__Exercise requirements__. Sort through the entries below and pull out lines containing the word "that".

[Data items]

◇ ◇ ◇ ◇

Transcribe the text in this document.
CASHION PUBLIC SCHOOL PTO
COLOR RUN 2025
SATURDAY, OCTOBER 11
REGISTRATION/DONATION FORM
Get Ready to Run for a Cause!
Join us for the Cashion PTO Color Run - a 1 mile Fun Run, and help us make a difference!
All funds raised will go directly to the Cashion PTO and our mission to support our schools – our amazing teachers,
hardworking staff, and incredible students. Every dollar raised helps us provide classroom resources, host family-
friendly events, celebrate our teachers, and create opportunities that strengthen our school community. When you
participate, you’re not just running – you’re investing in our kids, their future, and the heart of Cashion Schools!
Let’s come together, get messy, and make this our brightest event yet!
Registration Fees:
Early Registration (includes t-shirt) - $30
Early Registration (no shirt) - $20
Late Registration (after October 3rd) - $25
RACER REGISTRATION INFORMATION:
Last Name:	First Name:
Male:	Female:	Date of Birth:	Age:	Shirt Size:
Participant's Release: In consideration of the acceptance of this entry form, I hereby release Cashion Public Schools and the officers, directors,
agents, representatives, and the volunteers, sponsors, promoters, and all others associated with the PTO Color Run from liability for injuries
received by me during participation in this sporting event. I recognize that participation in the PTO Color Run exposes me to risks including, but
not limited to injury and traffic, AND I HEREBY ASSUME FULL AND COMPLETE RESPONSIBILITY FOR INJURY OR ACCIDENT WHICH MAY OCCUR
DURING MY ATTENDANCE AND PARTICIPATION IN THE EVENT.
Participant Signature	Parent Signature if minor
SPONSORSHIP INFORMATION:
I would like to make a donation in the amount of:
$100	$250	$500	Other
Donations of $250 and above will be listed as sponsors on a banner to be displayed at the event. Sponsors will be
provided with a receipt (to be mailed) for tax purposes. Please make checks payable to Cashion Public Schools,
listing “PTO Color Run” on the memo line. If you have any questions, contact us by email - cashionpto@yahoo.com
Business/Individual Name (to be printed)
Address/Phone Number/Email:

◇ ◇ ◇ ◇

__Output below__.
friendly events, celebrate our teachers, and create opportunities that strengthen our school community. When you
received by me during participation in this sporting event. I recognize that participation in the PTO Color Run exposes me to risks including, but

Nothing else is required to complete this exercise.